▼▼▼

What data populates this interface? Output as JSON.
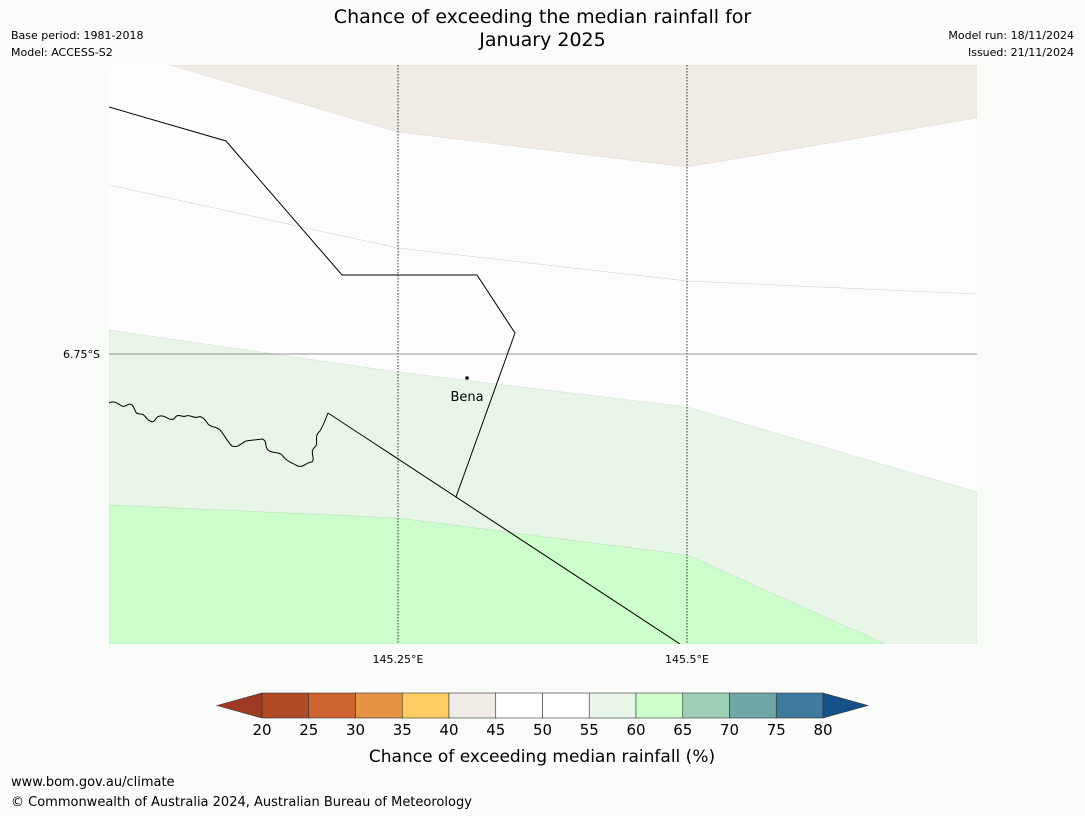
{
  "header": {
    "title_line1": "Chance of exceeding the median rainfall for",
    "title_line2": "January 2025",
    "base_period": "Base period: 1981-2018",
    "model": "Model: ACCESS-S2",
    "model_run": "Model run: 18/11/2024",
    "issued": "Issued: 21/11/2024"
  },
  "map": {
    "place": "Bena",
    "lat_label": "6.75°S",
    "lon_labels": [
      "145.25°E",
      "145.5°E"
    ]
  },
  "legend": {
    "title": "Chance of exceeding median rainfall (%)",
    "ticks": [
      "20",
      "25",
      "30",
      "35",
      "40",
      "45",
      "50",
      "55",
      "60",
      "65",
      "70",
      "75",
      "80"
    ],
    "colors": [
      "#9e3b24",
      "#b24a26",
      "#cd6330",
      "#e49443",
      "#ffcc66",
      "#f1ebe6",
      "#ffffff",
      "#ffffff",
      "#e9f5e9",
      "#ccffcc",
      "#9dcfb6",
      "#6fa6a6",
      "#3f7a9d",
      "#15508a"
    ]
  },
  "footer": {
    "url": "www.bom.gov.au/climate",
    "copyright": "© Commonwealth of Australia 2024, Australian Bureau of Meteorology"
  }
}
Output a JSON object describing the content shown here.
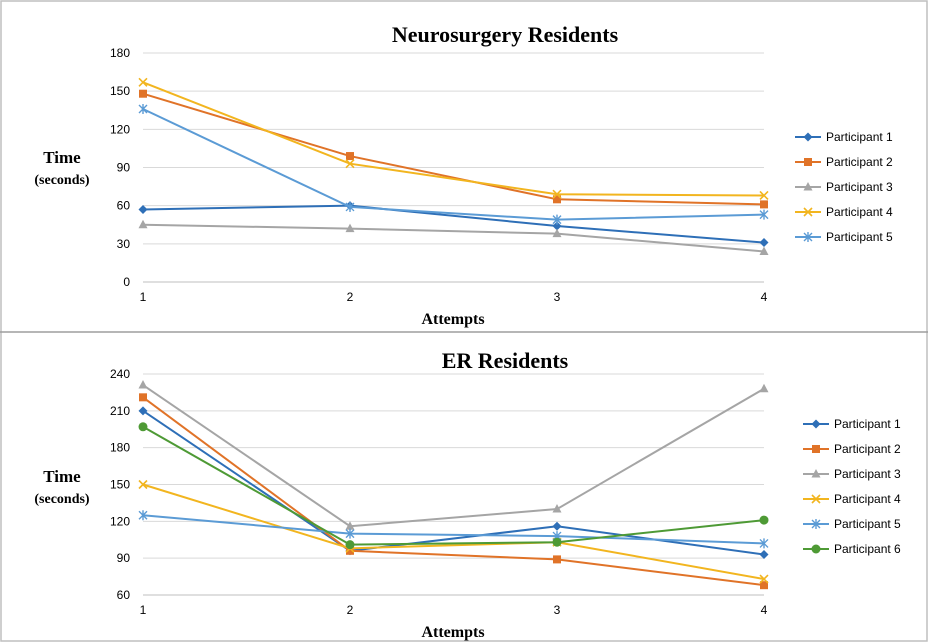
{
  "chart_data": [
    {
      "type": "line",
      "title": "Neurosurgery Residents",
      "xlabel": "Attempts",
      "ylabel": "Time",
      "ylabel_sub": "(seconds)",
      "x": [
        1,
        2,
        3,
        4
      ],
      "ylim": [
        0,
        180
      ],
      "yticks": [
        0,
        30,
        60,
        90,
        120,
        150,
        180
      ],
      "grid": true,
      "legend_position": "right",
      "series": [
        {
          "name": "Participant 1",
          "values": [
            57,
            60,
            44,
            31
          ],
          "color": "#2e6fb7",
          "marker": "diamond"
        },
        {
          "name": "Participant 2",
          "values": [
            148,
            99,
            65,
            61
          ],
          "color": "#e07328",
          "marker": "square"
        },
        {
          "name": "Participant 3",
          "values": [
            45,
            42,
            38,
            24
          ],
          "color": "#a5a5a5",
          "marker": "triangle"
        },
        {
          "name": "Participant 4",
          "values": [
            157,
            93,
            69,
            68
          ],
          "color": "#f2b51f",
          "marker": "x"
        },
        {
          "name": "Participant 5",
          "values": [
            136,
            59,
            49,
            53
          ],
          "color": "#5b9bd5",
          "marker": "star"
        }
      ]
    },
    {
      "type": "line",
      "title": "ER Residents",
      "xlabel": "Attempts",
      "ylabel": "Time",
      "ylabel_sub": "(seconds)",
      "x": [
        1,
        2,
        3,
        4
      ],
      "ylim": [
        60,
        240
      ],
      "yticks": [
        60,
        90,
        120,
        150,
        180,
        210,
        240
      ],
      "grid": true,
      "legend_position": "right",
      "series": [
        {
          "name": "Participant 1",
          "values": [
            210,
            96,
            116,
            93
          ],
          "color": "#2e6fb7",
          "marker": "diamond"
        },
        {
          "name": "Participant 2",
          "values": [
            221,
            96,
            89,
            68
          ],
          "color": "#e07328",
          "marker": "square"
        },
        {
          "name": "Participant 3",
          "values": [
            231,
            116,
            130,
            228
          ],
          "color": "#a5a5a5",
          "marker": "triangle"
        },
        {
          "name": "Participant 4",
          "values": [
            150,
            98,
            103,
            73
          ],
          "color": "#f2b51f",
          "marker": "x"
        },
        {
          "name": "Participant 5",
          "values": [
            125,
            110,
            108,
            102
          ],
          "color": "#5b9bd5",
          "marker": "star"
        },
        {
          "name": "Participant 6",
          "values": [
            197,
            101,
            103,
            121
          ],
          "color": "#4e9a35",
          "marker": "circle"
        }
      ]
    }
  ]
}
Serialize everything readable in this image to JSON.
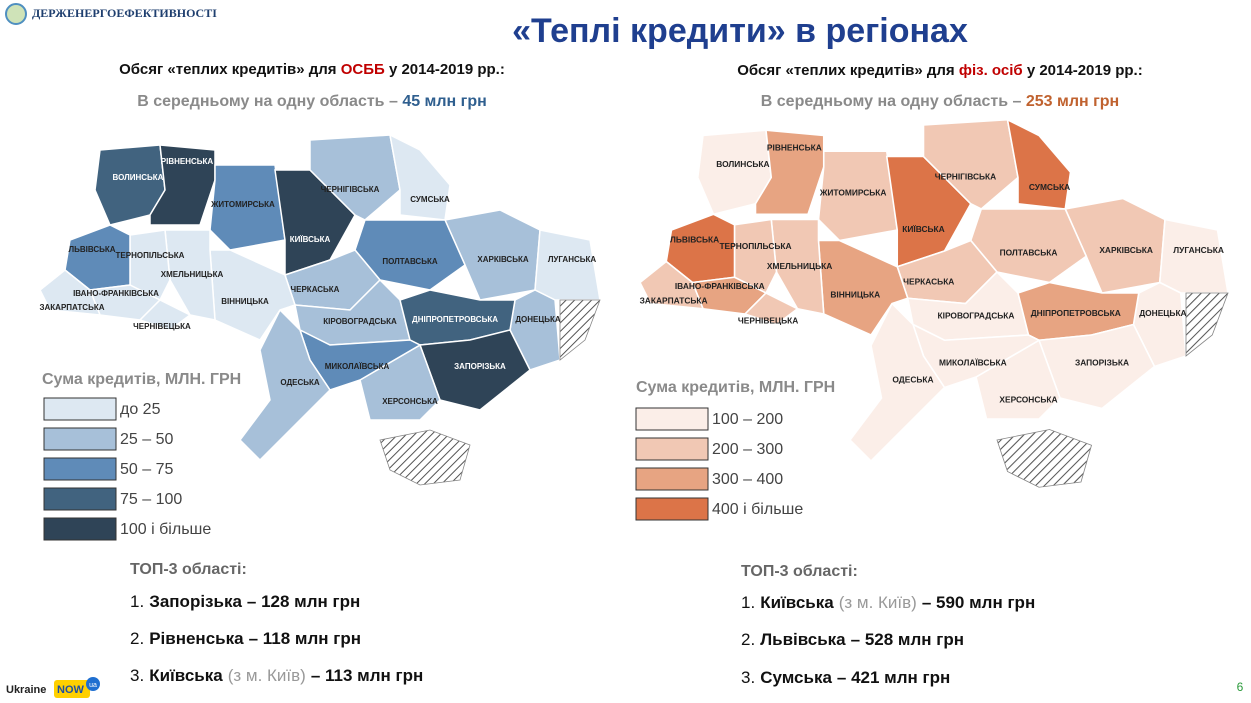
{
  "header": {
    "logo": "ДЕРЖЕНЕРГОЕФЕКТИВНОСТІ",
    "title": "«Теплі кредити» в регіонах"
  },
  "maps": [
    {
      "subtitle": {
        "pre": "Обсяг «теплих кредитів» для ",
        "highlight": "ОСББ",
        "post": " у 2014-2019 рр.:",
        "highlight_color": "#c00000"
      },
      "average": {
        "pre": "В середньому на одну область – ",
        "value": "45 млн грн",
        "value_color": "#2f5f8f"
      },
      "legend": {
        "title": "Сума кредитів, МЛН. ГРН",
        "items": [
          {
            "label": "до 25",
            "color": "#dde8f2"
          },
          {
            "label": "25 – 50",
            "color": "#a7c0d9"
          },
          {
            "label": "50 – 75",
            "color": "#5f8bb8"
          },
          {
            "label": "75 – 100",
            "color": "#41637f"
          },
          {
            "label": "100 і більше",
            "color": "#2f4457"
          }
        ]
      },
      "regions": [
        {
          "name": "ВОЛИНСЬКА",
          "color": "#41637f"
        },
        {
          "name": "РІВНЕНСЬКА",
          "color": "#2f4457"
        },
        {
          "name": "ЖИТОМИРСЬКА",
          "color": "#5f8bb8"
        },
        {
          "name": "КИЇВСЬКА",
          "color": "#2f4457"
        },
        {
          "name": "ЧЕРНІГІВСЬКА",
          "color": "#a7c0d9"
        },
        {
          "name": "СУМСЬКА",
          "color": "#dde8f2"
        },
        {
          "name": "ХАРКІВСЬКА",
          "color": "#a7c0d9"
        },
        {
          "name": "ЛУГАНСЬКА",
          "color": "#dde8f2"
        },
        {
          "name": "ДОНЕЦЬКА",
          "color": "#a7c0d9"
        },
        {
          "name": "ПОЛТАВСЬКА",
          "color": "#5f8bb8"
        },
        {
          "name": "ЧЕРКАСЬКА",
          "color": "#a7c0d9"
        },
        {
          "name": "КІРОВОГРАДСЬКА",
          "color": "#a7c0d9"
        },
        {
          "name": "ДНІПРОПЕТРОВСЬКА",
          "color": "#41637f"
        },
        {
          "name": "ЗАПОРІЗЬКА",
          "color": "#2f4457"
        },
        {
          "name": "ХЕРСОНСЬКА",
          "color": "#a7c0d9"
        },
        {
          "name": "МИКОЛАЇВСЬКА",
          "color": "#5f8bb8"
        },
        {
          "name": "ОДЕСЬКА",
          "color": "#a7c0d9"
        },
        {
          "name": "ВІННИЦЬКА",
          "color": "#dde8f2"
        },
        {
          "name": "ХМЕЛЬНИЦЬКА",
          "color": "#dde8f2"
        },
        {
          "name": "ТЕРНОПІЛЬСЬКА",
          "color": "#dde8f2"
        },
        {
          "name": "ЛЬВІВСЬКА",
          "color": "#5f8bb8"
        },
        {
          "name": "ІВАНО-ФРАНКІВСЬКА",
          "color": "#dde8f2"
        },
        {
          "name": "ЗАКАРПАТСЬКА",
          "color": "#dde8f2"
        },
        {
          "name": "ЧЕРНІВЕЦЬКА",
          "color": "#dde8f2"
        }
      ],
      "top3": {
        "title": "ТОП-3 області:",
        "items": [
          {
            "rank": "1.",
            "region": "Запорізька",
            "rest": "– 128 млн грн"
          },
          {
            "rank": "2.",
            "region": "Рівненська",
            "rest": "– 118 млн грн"
          },
          {
            "rank": "3.",
            "region": "Київська",
            "note": "(з м. Київ)",
            "rest": "– 113  млн грн"
          }
        ]
      }
    },
    {
      "subtitle": {
        "pre": "Обсяг «теплих кредитів» для ",
        "highlight": "фіз. осіб",
        "post": " у 2014-2019 рр.:",
        "highlight_color": "#c00000"
      },
      "average": {
        "pre": "В середньому на одну область – ",
        "value": "253 млн грн",
        "value_color": "#c0622f"
      },
      "legend": {
        "title": "Сума кредитів, МЛН. ГРН",
        "items": [
          {
            "label": "100 – 200",
            "color": "#fbeee8"
          },
          {
            "label": "200 – 300",
            "color": "#f1c8b4"
          },
          {
            "label": "300 – 400",
            "color": "#e7a482"
          },
          {
            "label": "400 і більше",
            "color": "#dc7448"
          }
        ]
      },
      "regions": [
        {
          "name": "ВОЛИНСЬКА",
          "color": "#fbeee8"
        },
        {
          "name": "РІВНЕНСЬКА",
          "color": "#e7a482"
        },
        {
          "name": "ЖИТОМИРСЬКА",
          "color": "#f1c8b4"
        },
        {
          "name": "КИЇВСЬКА",
          "color": "#dc7448"
        },
        {
          "name": "ЧЕРНІГІВСЬКА",
          "color": "#f1c8b4"
        },
        {
          "name": "СУМСЬКА",
          "color": "#dc7448"
        },
        {
          "name": "ХАРКІВСЬКА",
          "color": "#f1c8b4"
        },
        {
          "name": "ЛУГАНСЬКА",
          "color": "#fbeee8"
        },
        {
          "name": "ДОНЕЦЬКА",
          "color": "#fbeee8"
        },
        {
          "name": "ПОЛТАВСЬКА",
          "color": "#f1c8b4"
        },
        {
          "name": "ЧЕРКАСЬКА",
          "color": "#f1c8b4"
        },
        {
          "name": "КІРОВОГРАДСЬКА",
          "color": "#fbeee8"
        },
        {
          "name": "ДНІПРОПЕТРОВСЬКА",
          "color": "#e7a482"
        },
        {
          "name": "ЗАПОРІЗЬКА",
          "color": "#fbeee8"
        },
        {
          "name": "ХЕРСОНСЬКА",
          "color": "#fbeee8"
        },
        {
          "name": "МИКОЛАЇВСЬКА",
          "color": "#fbeee8"
        },
        {
          "name": "ОДЕСЬКА",
          "color": "#fbeee8"
        },
        {
          "name": "ВІННИЦЬКА",
          "color": "#e7a482"
        },
        {
          "name": "ХМЕЛЬНИЦЬКА",
          "color": "#f1c8b4"
        },
        {
          "name": "ТЕРНОПІЛЬСЬКА",
          "color": "#f1c8b4"
        },
        {
          "name": "ЛЬВІВСЬКА",
          "color": "#dc7448"
        },
        {
          "name": "ІВАНО-ФРАНКІВСЬКА",
          "color": "#e7a482"
        },
        {
          "name": "ЗАКАРПАТСЬКА",
          "color": "#f1c8b4"
        },
        {
          "name": "ЧЕРНІВЕЦЬКА",
          "color": "#f1c8b4"
        }
      ],
      "top3": {
        "title": "ТОП-3 області:",
        "items": [
          {
            "rank": "1.",
            "region": "Київська",
            "note": "(з м. Київ)",
            "rest": "– 590 млн грн"
          },
          {
            "rank": "2.",
            "region": "Львівська",
            "rest": "– 528 млн грн"
          },
          {
            "rank": "3.",
            "region": "Сумська",
            "rest": "– 421 млн грн"
          }
        ]
      }
    }
  ],
  "footer": {
    "brand": "Ukraine",
    "brand_now": "NOW",
    "brand_ua": "ua",
    "page": "6"
  }
}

▲▲▲

# REQUIRED TASK:
List each line in the listing that contains the string "Model".

# RESULT BELOW:
    "model": "Model: ACCESS-S2",
    "model_run": "Model run: 18/11/2024",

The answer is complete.